-- Start Data supplied --

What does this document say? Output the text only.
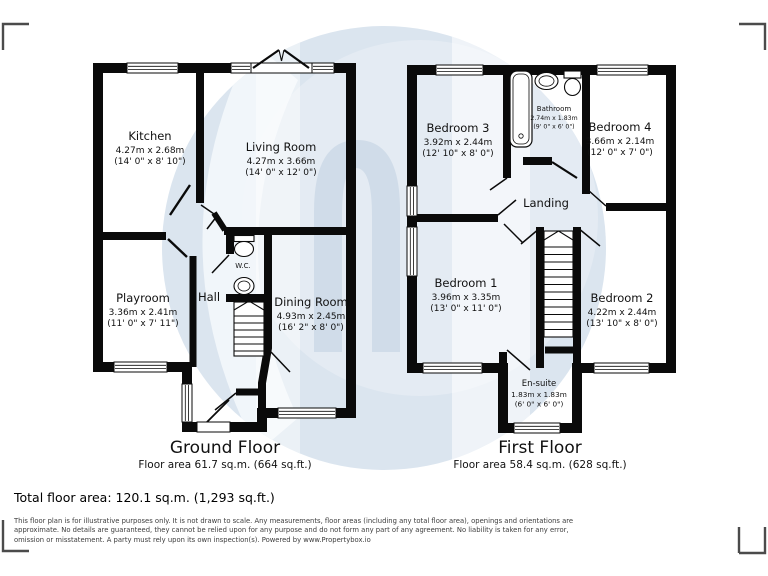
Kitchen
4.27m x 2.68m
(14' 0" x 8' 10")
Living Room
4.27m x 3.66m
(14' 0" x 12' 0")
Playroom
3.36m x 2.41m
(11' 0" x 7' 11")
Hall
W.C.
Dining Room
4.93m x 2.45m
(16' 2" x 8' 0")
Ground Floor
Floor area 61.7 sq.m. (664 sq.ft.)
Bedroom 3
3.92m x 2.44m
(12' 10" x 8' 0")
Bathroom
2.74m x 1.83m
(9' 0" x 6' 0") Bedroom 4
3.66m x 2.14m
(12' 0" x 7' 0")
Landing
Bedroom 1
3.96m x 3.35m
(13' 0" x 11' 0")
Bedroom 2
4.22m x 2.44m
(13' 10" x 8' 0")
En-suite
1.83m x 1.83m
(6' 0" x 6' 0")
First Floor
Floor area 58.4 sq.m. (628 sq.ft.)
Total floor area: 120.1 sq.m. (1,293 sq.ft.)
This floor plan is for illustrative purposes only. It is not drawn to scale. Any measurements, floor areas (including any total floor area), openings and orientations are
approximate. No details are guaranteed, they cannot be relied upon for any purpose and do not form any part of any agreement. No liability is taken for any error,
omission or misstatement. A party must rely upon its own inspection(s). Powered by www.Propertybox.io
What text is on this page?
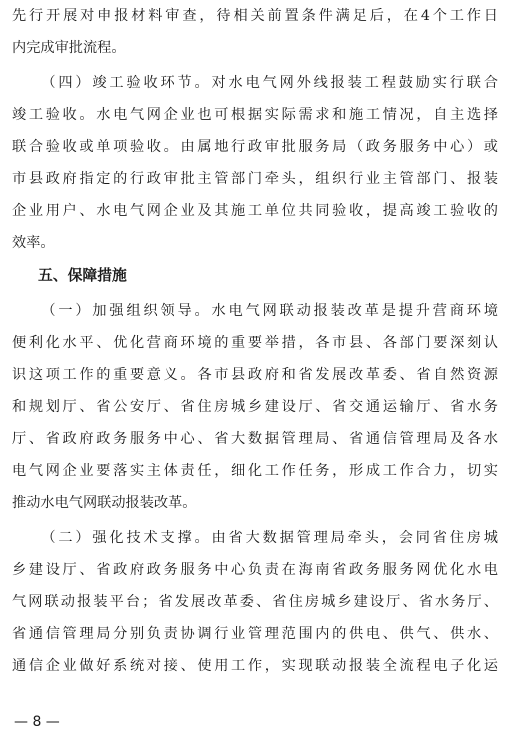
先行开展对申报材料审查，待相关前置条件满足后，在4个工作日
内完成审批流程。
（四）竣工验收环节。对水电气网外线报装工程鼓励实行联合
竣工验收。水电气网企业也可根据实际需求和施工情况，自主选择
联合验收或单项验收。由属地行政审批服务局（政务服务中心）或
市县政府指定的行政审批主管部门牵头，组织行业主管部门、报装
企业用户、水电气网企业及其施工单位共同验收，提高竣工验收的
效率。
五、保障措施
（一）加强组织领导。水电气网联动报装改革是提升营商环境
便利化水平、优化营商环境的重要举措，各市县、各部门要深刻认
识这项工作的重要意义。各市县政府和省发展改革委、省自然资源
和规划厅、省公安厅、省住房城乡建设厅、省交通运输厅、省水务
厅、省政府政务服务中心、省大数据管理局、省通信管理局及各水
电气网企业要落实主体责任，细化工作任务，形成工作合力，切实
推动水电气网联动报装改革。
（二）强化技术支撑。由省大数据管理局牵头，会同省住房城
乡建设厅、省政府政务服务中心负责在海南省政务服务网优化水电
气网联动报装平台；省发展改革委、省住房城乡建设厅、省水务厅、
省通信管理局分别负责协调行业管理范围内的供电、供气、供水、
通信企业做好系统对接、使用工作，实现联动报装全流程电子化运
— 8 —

-- End Data supplied --

Task — Pick out all lines containing the string "only".

Problem solution —
What does this document say? Output the text only.
This floor plan is for illustrative purposes only. It is not drawn to scale. Any measurements, floor areas (including any total floor area), openings and orientations are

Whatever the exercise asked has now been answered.